__EXERCISE BRIEF__
Locate all lines with the word "title" and copy them out.

__INFORMATION GIVEN__
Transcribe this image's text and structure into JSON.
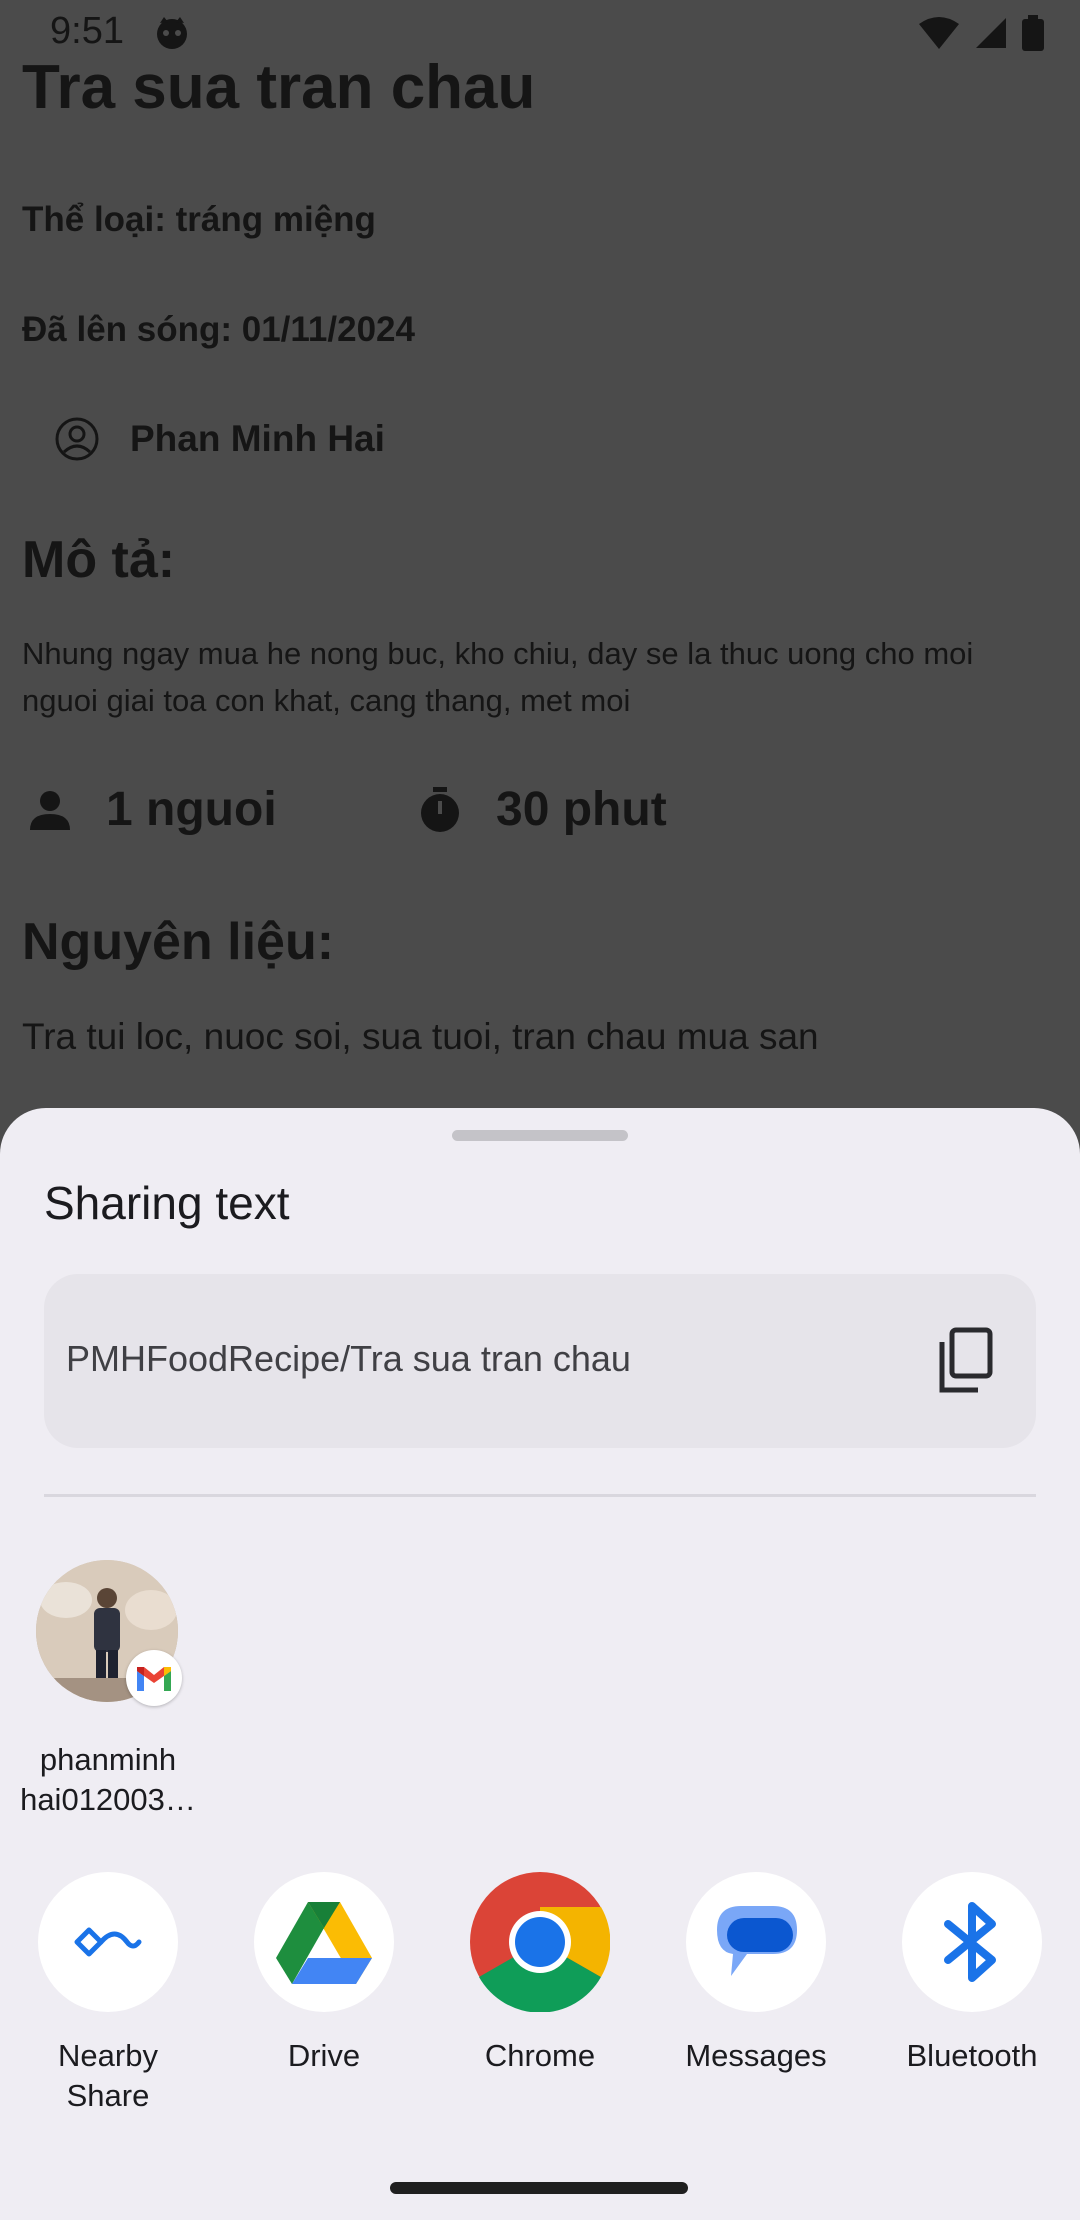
{
  "status_bar": {
    "time": "9:51"
  },
  "recipe": {
    "title": "Tra sua tran chau",
    "category": "Thể loại: tráng miệng",
    "published": "Đã lên sóng: 01/11/2024",
    "author": "Phan Minh Hai",
    "description_heading": "Mô tả:",
    "description": "Nhung ngay mua he nong buc, kho chiu, day se la thuc uong cho moi nguoi giai toa con khat, cang thang, met moi",
    "servings": "1 nguoi",
    "time": "30 phut",
    "ingredients_heading": "Nguyên liệu:",
    "ingredients": "Tra tui loc, nuoc soi, sua tuoi, tran chau mua san"
  },
  "share_sheet": {
    "title": "Sharing text",
    "shared_text": "PMHFoodRecipe/Tra sua tran chau",
    "contacts": [
      {
        "name_line1": "phanminh",
        "name_line2": "hai012003…"
      }
    ],
    "apps": [
      {
        "line1": "Nearby",
        "line2": "Share"
      },
      {
        "line1": "Drive",
        "line2": ""
      },
      {
        "line1": "Chrome",
        "line2": ""
      },
      {
        "line1": "Messages",
        "line2": ""
      },
      {
        "line1": "Bluetooth",
        "line2": ""
      }
    ]
  }
}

__WRITTEN RESPONSE__
    "title": "Tra sua tran chau",
    "title": "Sharing text",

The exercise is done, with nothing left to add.